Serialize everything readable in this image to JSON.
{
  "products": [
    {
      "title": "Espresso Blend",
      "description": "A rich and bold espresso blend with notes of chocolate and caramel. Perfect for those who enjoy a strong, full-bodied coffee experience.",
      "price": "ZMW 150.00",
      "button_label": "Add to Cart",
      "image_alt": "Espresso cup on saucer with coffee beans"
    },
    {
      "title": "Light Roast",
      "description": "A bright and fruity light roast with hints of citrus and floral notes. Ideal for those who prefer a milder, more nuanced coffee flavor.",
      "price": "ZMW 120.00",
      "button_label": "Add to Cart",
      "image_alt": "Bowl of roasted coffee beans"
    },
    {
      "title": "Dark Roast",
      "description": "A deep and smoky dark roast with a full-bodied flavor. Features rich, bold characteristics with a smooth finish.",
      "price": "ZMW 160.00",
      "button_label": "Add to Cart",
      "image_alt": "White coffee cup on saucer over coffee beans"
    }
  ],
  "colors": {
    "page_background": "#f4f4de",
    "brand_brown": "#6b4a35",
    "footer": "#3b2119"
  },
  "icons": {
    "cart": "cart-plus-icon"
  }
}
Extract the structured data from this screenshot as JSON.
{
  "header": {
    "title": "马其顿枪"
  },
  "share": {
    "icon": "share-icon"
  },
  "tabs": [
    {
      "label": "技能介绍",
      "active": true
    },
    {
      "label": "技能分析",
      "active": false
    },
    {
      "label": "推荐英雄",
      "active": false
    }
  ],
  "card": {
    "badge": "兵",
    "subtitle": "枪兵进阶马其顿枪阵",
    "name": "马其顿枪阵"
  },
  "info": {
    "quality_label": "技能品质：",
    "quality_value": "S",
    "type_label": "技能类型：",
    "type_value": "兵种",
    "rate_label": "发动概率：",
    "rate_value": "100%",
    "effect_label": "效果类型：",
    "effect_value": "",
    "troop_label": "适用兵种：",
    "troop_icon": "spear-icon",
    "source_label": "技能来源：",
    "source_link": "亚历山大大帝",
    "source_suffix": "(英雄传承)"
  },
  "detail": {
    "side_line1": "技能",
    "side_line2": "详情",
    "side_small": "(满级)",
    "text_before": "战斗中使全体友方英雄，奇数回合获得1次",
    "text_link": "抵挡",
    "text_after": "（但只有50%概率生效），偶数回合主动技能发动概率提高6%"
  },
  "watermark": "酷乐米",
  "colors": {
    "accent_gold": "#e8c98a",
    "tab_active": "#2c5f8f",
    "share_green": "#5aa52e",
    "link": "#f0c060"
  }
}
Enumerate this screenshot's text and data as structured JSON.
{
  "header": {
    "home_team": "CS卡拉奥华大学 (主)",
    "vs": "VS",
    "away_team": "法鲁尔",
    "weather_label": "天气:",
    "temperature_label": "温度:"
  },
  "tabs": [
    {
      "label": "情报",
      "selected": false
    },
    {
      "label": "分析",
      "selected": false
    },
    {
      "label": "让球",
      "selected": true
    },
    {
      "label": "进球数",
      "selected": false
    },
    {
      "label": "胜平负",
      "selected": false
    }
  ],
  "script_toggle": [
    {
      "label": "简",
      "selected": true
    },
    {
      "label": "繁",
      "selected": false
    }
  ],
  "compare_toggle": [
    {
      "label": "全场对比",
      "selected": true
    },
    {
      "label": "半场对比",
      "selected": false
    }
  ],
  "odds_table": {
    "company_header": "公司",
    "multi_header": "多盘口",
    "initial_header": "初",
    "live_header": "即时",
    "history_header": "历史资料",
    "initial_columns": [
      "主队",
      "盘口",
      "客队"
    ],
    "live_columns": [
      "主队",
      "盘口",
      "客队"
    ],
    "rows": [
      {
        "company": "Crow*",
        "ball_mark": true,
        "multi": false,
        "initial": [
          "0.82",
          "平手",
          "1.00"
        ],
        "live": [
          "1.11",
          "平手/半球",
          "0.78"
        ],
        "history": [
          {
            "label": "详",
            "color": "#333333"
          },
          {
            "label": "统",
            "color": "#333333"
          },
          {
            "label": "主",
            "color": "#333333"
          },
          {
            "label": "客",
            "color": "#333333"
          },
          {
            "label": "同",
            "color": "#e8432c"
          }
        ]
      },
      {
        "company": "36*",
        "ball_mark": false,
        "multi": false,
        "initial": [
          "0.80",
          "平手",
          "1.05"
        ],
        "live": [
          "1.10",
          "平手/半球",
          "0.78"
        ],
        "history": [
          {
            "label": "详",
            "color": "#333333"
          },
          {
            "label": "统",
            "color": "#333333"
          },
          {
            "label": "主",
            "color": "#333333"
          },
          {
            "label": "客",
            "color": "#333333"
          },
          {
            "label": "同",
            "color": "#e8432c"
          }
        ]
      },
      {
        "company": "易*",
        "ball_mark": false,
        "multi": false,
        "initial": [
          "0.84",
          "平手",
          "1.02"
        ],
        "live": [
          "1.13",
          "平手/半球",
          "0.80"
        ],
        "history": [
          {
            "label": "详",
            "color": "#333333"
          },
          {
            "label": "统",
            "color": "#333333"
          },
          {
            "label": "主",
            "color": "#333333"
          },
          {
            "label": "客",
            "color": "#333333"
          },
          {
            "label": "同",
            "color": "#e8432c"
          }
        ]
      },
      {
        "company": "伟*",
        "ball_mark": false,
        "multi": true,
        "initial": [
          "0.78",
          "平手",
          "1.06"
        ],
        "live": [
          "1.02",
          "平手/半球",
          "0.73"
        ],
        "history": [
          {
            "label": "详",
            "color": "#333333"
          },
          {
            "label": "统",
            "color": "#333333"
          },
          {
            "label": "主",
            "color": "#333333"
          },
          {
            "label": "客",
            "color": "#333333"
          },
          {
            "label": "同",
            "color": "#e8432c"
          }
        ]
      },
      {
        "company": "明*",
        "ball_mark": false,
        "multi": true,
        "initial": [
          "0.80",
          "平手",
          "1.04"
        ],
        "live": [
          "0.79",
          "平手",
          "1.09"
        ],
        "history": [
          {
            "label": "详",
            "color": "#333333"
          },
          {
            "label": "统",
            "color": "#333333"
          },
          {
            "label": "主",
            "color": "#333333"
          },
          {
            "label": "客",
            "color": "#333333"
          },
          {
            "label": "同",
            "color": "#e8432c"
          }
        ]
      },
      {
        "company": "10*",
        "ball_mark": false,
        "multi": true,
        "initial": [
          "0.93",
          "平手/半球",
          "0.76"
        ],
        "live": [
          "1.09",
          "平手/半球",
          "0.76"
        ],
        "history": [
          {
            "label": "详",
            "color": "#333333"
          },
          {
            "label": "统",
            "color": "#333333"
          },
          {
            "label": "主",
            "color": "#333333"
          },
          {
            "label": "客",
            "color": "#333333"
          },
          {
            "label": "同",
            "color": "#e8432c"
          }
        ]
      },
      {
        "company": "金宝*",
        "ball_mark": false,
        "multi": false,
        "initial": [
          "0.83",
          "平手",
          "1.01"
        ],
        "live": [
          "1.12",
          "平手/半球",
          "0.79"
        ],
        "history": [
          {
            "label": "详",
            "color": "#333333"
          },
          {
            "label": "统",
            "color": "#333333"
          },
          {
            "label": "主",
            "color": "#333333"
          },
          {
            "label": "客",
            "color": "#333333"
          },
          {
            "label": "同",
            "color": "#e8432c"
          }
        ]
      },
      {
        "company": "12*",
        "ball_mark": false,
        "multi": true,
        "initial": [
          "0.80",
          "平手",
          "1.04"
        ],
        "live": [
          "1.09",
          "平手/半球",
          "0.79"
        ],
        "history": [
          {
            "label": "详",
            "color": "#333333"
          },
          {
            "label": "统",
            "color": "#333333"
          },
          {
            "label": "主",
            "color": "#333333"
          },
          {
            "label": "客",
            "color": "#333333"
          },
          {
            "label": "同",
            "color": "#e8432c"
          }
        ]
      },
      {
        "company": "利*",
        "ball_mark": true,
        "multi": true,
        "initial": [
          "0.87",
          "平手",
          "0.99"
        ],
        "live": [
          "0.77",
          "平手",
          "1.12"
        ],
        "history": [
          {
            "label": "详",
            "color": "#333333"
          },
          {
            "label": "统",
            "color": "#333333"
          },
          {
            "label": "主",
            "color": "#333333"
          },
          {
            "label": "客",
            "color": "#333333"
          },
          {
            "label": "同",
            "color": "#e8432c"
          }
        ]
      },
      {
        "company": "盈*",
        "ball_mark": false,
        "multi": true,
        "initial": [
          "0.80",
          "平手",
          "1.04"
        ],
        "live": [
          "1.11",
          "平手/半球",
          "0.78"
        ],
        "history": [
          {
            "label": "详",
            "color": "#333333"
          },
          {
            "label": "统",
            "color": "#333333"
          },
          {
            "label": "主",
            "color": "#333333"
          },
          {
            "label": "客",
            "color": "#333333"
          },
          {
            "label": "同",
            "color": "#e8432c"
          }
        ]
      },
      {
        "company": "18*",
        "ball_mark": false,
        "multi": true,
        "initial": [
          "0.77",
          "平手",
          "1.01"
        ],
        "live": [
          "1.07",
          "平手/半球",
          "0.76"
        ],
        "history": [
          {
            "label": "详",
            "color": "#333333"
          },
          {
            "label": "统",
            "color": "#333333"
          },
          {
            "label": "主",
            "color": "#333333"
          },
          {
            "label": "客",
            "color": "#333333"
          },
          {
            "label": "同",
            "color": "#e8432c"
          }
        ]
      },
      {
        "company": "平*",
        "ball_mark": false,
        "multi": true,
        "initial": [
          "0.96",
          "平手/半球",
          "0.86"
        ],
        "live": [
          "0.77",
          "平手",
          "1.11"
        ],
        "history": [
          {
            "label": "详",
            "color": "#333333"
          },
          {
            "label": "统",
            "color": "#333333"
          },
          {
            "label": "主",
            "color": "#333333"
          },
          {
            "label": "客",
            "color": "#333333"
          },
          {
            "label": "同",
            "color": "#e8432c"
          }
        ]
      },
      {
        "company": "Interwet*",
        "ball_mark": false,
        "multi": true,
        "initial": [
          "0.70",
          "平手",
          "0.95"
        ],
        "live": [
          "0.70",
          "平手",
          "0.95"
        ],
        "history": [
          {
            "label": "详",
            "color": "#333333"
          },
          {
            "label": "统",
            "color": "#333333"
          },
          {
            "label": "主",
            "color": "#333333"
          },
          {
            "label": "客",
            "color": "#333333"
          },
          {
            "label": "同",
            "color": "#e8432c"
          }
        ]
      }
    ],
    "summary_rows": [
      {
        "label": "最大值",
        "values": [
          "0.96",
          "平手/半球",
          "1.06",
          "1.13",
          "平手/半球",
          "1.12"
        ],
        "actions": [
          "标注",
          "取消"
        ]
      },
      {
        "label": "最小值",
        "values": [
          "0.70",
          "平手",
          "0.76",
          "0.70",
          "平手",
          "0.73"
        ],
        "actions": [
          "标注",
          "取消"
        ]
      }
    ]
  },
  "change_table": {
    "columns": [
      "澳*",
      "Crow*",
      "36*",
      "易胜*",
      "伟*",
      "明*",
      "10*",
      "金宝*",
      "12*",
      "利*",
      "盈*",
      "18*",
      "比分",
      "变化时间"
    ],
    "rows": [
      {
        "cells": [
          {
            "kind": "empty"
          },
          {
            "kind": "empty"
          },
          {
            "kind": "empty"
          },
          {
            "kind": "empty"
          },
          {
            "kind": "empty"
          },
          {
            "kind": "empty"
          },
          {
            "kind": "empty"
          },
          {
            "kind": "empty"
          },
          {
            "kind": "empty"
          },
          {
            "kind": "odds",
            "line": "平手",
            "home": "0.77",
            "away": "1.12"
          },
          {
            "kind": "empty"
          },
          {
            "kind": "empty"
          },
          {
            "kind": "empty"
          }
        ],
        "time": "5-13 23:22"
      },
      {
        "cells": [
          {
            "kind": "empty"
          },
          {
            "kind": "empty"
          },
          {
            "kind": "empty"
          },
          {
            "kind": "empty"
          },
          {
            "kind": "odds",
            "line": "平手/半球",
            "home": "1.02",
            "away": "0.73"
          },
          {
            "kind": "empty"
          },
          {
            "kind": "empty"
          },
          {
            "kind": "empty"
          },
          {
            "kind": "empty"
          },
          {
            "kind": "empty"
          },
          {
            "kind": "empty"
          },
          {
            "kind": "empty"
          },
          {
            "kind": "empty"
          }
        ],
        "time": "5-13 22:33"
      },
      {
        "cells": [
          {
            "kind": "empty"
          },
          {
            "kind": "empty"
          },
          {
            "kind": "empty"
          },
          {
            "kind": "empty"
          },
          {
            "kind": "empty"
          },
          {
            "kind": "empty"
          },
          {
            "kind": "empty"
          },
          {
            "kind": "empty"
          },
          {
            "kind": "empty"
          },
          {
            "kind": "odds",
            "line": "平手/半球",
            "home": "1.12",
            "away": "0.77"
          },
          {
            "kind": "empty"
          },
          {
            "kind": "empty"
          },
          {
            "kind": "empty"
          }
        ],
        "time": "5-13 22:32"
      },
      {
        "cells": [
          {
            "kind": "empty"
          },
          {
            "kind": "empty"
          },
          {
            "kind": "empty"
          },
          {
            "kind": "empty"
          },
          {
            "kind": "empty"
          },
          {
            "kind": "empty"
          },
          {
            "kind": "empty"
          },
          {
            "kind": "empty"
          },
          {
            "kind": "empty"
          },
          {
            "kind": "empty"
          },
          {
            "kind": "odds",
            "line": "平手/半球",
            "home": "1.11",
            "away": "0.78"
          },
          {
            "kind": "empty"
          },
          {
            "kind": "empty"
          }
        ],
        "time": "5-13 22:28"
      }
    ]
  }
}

--- Aim of the exercise ---
Wherever the word "beans" occurs in a line of the listing, copy that line.

--- Written answer ---
      "image_alt": "Espresso cup on saucer with coffee beans"
      "image_alt": "Bowl of roasted coffee beans"
      "image_alt": "White coffee cup on saucer over coffee beans"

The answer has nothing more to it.